(Written request) Return the listing below word for word.

(Extracted data)
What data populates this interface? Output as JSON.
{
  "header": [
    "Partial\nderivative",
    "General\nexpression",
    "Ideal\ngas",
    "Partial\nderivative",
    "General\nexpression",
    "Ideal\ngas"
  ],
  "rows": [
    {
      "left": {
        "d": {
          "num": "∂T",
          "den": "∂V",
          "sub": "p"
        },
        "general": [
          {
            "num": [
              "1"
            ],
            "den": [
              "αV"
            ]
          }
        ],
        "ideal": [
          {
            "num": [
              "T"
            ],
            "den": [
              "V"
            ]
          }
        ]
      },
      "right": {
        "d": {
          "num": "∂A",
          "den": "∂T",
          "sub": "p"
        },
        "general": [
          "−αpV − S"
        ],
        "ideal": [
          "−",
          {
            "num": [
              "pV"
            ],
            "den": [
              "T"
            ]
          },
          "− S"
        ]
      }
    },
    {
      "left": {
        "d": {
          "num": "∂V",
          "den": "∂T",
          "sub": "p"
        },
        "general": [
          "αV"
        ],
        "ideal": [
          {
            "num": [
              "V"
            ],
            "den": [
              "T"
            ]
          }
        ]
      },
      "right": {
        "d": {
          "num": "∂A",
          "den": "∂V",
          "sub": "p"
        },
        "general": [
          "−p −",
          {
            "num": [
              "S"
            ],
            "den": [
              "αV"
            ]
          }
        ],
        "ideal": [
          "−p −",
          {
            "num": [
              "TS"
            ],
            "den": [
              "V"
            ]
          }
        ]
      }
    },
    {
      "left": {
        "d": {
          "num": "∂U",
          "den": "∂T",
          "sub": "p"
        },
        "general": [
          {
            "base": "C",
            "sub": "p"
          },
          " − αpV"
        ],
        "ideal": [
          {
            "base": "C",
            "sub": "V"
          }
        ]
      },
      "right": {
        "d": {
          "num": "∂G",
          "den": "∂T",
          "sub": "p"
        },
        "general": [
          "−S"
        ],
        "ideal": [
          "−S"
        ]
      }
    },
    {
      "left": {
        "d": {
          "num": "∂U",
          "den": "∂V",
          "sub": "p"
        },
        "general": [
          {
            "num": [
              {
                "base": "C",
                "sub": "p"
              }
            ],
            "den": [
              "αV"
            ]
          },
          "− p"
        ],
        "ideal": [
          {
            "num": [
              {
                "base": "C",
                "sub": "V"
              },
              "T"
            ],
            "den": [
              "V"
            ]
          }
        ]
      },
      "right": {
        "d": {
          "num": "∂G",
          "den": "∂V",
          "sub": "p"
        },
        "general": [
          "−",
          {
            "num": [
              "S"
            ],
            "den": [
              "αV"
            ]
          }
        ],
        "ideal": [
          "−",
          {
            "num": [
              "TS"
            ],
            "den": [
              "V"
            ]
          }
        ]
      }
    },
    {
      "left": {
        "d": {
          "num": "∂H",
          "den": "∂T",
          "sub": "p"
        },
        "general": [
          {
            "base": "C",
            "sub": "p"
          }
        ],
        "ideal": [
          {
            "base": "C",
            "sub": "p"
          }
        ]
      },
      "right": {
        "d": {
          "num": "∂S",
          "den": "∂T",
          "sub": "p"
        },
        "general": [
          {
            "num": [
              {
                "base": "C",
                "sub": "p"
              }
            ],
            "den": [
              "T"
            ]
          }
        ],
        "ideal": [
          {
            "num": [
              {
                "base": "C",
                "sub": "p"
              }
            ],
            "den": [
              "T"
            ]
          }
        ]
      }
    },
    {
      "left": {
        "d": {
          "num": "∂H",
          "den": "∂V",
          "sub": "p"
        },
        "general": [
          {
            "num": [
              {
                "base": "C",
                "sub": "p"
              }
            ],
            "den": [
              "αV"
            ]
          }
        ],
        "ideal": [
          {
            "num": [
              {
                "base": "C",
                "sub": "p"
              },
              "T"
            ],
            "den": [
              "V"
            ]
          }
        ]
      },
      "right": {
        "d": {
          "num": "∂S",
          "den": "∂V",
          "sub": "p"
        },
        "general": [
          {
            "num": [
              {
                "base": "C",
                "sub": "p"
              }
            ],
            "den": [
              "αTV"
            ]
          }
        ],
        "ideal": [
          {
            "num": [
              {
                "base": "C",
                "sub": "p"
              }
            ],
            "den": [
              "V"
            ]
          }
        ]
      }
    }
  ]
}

(Correct output)
What data populates this interface? Output as JSON.
{
  "header": [
    "Partial\nderivative",
    "General\nexpression",
    "Ideal\ngas",
    "Partial\nderivative",
    "General\nexpression",
    "Ideal\ngas"
  ],
  "rows": [
    {
      "left": {
        "d": {
          "num": "∂T",
          "den": "∂V",
          "sub": "p"
        },
        "general": [
          {
            "num": [
              "1"
            ],
            "den": [
              "αV"
            ]
          }
        ],
        "ideal": [
          {
            "num": [
              "T"
            ],
            "den": [
              "V"
            ]
          }
        ]
      },
      "right": {
        "d": {
          "num": "∂A",
          "den": "∂T",
          "sub": "p"
        },
        "general": [
          "−αpV − S"
        ],
        "ideal": [
          "−",
          {
            "num": [
              "pV"
            ],
            "den": [
              "T"
            ]
          },
          "− S"
        ]
      }
    },
    {
      "left": {
        "d": {
          "num": "∂V",
          "den": "∂T",
          "sub": "p"
        },
        "general": [
          "αV"
        ],
        "ideal": [
          {
            "num": [
              "V"
            ],
            "den": [
              "T"
            ]
          }
        ]
      },
      "right": {
        "d": {
          "num": "∂A",
          "den": "∂V",
          "sub": "p"
        },
        "general": [
          "−p −",
          {
            "num": [
              "S"
            ],
            "den": [
              "αV"
            ]
          }
        ],
        "ideal": [
          "−p −",
          {
            "num": [
              "TS"
            ],
            "den": [
              "V"
            ]
          }
        ]
      }
    },
    {
      "left": {
        "d": {
          "num": "∂U",
          "den": "∂T",
          "sub": "p"
        },
        "general": [
          {
            "base": "C",
            "sub": "p"
          },
          " − αpV"
        ],
        "ideal": [
          {
            "base": "C",
            "sub": "V"
          }
        ]
      },
      "right": {
        "d": {
          "num": "∂G",
          "den": "∂T",
          "sub": "p"
        },
        "general": [
          "−S"
        ],
        "ideal": [
          "−S"
        ]
      }
    },
    {
      "left": {
        "d": {
          "num": "∂U",
          "den": "∂V",
          "sub": "p"
        },
        "general": [
          {
            "num": [
              {
                "base": "C",
                "sub": "p"
              }
            ],
            "den": [
              "αV"
            ]
          },
          "− p"
        ],
        "ideal": [
          {
            "num": [
              {
                "base": "C",
                "sub": "V"
              },
              "T"
            ],
            "den": [
              "V"
            ]
          }
        ]
      },
      "right": {
        "d": {
          "num": "∂G",
          "den": "∂V",
          "sub": "p"
        },
        "general": [
          "−",
          {
            "num": [
              "S"
            ],
            "den": [
              "αV"
            ]
          }
        ],
        "ideal": [
          "−",
          {
            "num": [
              "TS"
            ],
            "den": [
              "V"
            ]
          }
        ]
      }
    },
    {
      "left": {
        "d": {
          "num": "∂H",
          "den": "∂T",
          "sub": "p"
        },
        "general": [
          {
            "base": "C",
            "sub": "p"
          }
        ],
        "ideal": [
          {
            "base": "C",
            "sub": "p"
          }
        ]
      },
      "right": {
        "d": {
          "num": "∂S",
          "den": "∂T",
          "sub": "p"
        },
        "general": [
          {
            "num": [
              {
                "base": "C",
                "sub": "p"
              }
            ],
            "den": [
              "T"
            ]
          }
        ],
        "ideal": [
          {
            "num": [
              {
                "base": "C",
                "sub": "p"
              }
            ],
            "den": [
              "T"
            ]
          }
        ]
      }
    },
    {
      "left": {
        "d": {
          "num": "∂H",
          "den": "∂V",
          "sub": "p"
        },
        "general": [
          {
            "num": [
              {
                "base": "C",
                "sub": "p"
              }
            ],
            "den": [
              "αV"
            ]
          }
        ],
        "ideal": [
          {
            "num": [
              {
                "base": "C",
                "sub": "p"
              },
              "T"
            ],
            "den": [
              "V"
            ]
          }
        ]
      },
      "right": {
        "d": {
          "num": "∂S",
          "den": "∂V",
          "sub": "p"
        },
        "general": [
          {
            "num": [
              {
                "base": "C",
                "sub": "p"
              }
            ],
            "den": [
              "αTV"
            ]
          }
        ],
        "ideal": [
          {
            "num": [
              {
                "base": "C",
                "sub": "p"
              }
            ],
            "den": [
              "V"
            ]
          }
        ]
      }
    }
  ]
}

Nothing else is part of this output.